▶ **Your instructions**:
Go through the listing and copy every line word for word.

▶ **Extracted records**:
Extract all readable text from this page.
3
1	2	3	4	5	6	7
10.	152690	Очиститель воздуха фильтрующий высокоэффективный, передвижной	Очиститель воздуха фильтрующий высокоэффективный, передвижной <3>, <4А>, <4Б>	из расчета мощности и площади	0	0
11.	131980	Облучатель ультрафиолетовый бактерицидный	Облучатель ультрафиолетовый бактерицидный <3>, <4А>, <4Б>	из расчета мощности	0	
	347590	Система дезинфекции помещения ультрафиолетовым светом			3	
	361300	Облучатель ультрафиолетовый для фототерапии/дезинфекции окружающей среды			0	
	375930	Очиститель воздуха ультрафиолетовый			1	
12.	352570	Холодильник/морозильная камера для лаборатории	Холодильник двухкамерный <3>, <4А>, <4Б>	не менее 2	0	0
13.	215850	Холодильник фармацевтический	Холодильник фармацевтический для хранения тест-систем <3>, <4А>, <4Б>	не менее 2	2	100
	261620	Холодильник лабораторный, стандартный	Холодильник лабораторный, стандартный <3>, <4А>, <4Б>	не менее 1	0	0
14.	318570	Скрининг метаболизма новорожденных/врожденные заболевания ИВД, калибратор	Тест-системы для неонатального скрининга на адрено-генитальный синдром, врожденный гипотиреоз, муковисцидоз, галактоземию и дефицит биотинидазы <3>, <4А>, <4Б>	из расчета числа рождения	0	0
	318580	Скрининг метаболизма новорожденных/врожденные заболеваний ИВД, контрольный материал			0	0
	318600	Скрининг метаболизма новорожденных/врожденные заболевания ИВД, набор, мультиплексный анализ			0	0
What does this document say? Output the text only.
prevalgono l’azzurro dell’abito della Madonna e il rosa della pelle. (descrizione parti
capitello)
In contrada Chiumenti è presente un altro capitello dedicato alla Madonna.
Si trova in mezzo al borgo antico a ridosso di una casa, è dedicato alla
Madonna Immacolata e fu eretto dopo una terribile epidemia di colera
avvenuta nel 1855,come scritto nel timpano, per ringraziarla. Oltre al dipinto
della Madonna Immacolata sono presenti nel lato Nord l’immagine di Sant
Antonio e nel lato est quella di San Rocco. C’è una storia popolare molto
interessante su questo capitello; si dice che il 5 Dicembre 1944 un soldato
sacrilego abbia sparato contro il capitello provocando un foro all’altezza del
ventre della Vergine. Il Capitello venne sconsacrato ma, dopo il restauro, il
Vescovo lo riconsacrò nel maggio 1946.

▶ **Task output**:
Extract all readable text from this page.
3
1	2	3	4	5	6	7
10.	152690	Очиститель воздуха фильтрующий высокоэффективный, передвижной	Очиститель воздуха фильтрующий высокоэффективный, передвижной <3>, <4А>, <4Б>	из расчета мощности и площади	0	0
11.	131980	Облучатель ультрафиолетовый бактерицидный	Облучатель ультрафиолетовый бактерицидный <3>, <4А>, <4Б>	из расчета мощности	0	
	347590	Система дезинфекции помещения ультрафиолетовым светом			3	
	361300	Облучатель ультрафиолетовый для фототерапии/дезинфекции окружающей среды			0	
	375930	Очиститель воздуха ультрафиолетовый			1	
12.	352570	Холодильник/морозильная камера для лаборатории	Холодильник двухкамерный <3>, <4А>, <4Б>	не менее 2	0	0
13.	215850	Холодильник фармацевтический	Холодильник фармацевтический для хранения тест-систем <3>, <4А>, <4Б>	не менее 2	2	100
	261620	Холодильник лабораторный, стандартный	Холодильник лабораторный, стандартный <3>, <4А>, <4Б>	не менее 1	0	0
14.	318570	Скрининг метаболизма новорожденных/врожденные заболевания ИВД, калибратор	Тест-системы для неонатального скрининга на адрено-генитальный синдром, врожденный гипотиреоз, муковисцидоз, галактоземию и дефицит биотинидазы <3>, <4А>, <4Б>	из расчета числа рождения	0	0
	318580	Скрининг метаболизма новорожденных/врожденные заболеваний ИВД, контрольный материал			0	0
	318600	Скрининг метаболизма новорожденных/врожденные заболевания ИВД, набор, мультиплексный анализ			0	0
What does this document say? Output the text only.
prevalgono l’azzurro dell’abito della Madonna e il rosa della pelle. (descrizione parti
capitello)
In contrada Chiumenti è presente un altro capitello dedicato alla Madonna.
Si trova in mezzo al borgo antico a ridosso di una casa, è dedicato alla
Madonna Immacolata e fu eretto dopo una terribile epidemia di colera
avvenuta nel 1855,come scritto nel timpano, per ringraziarla. Oltre al dipinto
della Madonna Immacolata sono presenti nel lato Nord l’immagine di Sant
Antonio e nel lato est quella di San Rocco. C’è una storia popolare molto
interessante su questo capitello; si dice che il 5 Dicembre 1944 un soldato
sacrilego abbia sparato contro il capitello provocando un foro all’altezza del
ventre della Vergine. Il Capitello venne sconsacrato ma, dopo il restauro, il
Vescovo lo riconsacrò nel maggio 1946.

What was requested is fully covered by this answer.